§ Request: Only lines with the word "Mozart" are needed; collect each of them from the listing below.

━━━━━━━━━━

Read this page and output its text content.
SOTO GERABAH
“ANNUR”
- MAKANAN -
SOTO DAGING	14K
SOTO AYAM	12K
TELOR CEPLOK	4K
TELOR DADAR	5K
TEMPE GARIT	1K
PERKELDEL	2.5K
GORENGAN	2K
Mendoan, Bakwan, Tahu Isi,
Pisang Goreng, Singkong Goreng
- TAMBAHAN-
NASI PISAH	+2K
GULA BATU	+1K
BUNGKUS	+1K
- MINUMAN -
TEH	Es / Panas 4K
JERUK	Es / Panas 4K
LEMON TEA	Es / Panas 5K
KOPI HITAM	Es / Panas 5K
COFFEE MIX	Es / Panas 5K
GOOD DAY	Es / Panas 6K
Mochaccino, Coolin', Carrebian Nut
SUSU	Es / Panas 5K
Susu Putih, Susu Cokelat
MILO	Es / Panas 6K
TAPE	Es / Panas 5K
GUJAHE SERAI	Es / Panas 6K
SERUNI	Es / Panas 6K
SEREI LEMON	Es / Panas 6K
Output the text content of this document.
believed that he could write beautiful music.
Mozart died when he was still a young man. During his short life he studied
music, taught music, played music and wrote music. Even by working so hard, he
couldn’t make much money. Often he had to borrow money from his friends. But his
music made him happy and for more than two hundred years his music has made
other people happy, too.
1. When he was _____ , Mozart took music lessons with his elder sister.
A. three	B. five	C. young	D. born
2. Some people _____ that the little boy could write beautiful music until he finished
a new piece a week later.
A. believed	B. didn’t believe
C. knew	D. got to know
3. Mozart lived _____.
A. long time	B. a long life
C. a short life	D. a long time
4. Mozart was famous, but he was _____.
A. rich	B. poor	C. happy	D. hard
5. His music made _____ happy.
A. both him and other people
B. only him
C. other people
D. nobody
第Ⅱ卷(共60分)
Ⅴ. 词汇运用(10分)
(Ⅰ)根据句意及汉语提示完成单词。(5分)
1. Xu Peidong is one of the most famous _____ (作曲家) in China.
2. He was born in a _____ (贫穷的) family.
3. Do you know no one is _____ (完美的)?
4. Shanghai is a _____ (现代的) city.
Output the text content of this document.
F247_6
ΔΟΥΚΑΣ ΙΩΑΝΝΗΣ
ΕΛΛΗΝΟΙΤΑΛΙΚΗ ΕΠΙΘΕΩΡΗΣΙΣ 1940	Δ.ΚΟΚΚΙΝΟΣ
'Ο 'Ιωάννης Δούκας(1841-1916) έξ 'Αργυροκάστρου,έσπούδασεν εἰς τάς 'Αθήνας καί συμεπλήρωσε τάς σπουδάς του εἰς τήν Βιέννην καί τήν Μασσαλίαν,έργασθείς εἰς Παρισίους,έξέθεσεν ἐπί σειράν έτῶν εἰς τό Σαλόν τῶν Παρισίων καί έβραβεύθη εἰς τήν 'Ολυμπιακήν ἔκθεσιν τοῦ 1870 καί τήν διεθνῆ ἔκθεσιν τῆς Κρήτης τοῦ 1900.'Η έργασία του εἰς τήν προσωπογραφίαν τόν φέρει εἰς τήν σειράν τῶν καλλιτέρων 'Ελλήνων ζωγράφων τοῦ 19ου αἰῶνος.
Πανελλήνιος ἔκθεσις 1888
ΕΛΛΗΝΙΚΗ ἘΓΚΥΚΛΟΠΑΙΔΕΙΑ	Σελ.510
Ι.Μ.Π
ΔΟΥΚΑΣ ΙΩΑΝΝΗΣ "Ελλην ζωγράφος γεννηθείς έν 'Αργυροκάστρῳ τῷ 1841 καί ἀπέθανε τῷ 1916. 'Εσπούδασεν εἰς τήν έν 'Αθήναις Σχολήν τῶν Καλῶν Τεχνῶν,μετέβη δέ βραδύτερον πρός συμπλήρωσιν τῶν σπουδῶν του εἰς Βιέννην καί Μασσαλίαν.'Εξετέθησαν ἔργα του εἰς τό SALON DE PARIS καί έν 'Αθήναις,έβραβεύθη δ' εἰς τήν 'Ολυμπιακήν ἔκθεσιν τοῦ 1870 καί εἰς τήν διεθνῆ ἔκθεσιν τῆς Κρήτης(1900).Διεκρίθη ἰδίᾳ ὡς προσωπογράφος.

━━━━━━━━━━

§ Written solution:
Mozart died when he was still a young man. During his short life he studied
1. When he was _____ , Mozart took music lessons with his elder sister.
3. Mozart lived _____.
4. Mozart was famous, but he was _____.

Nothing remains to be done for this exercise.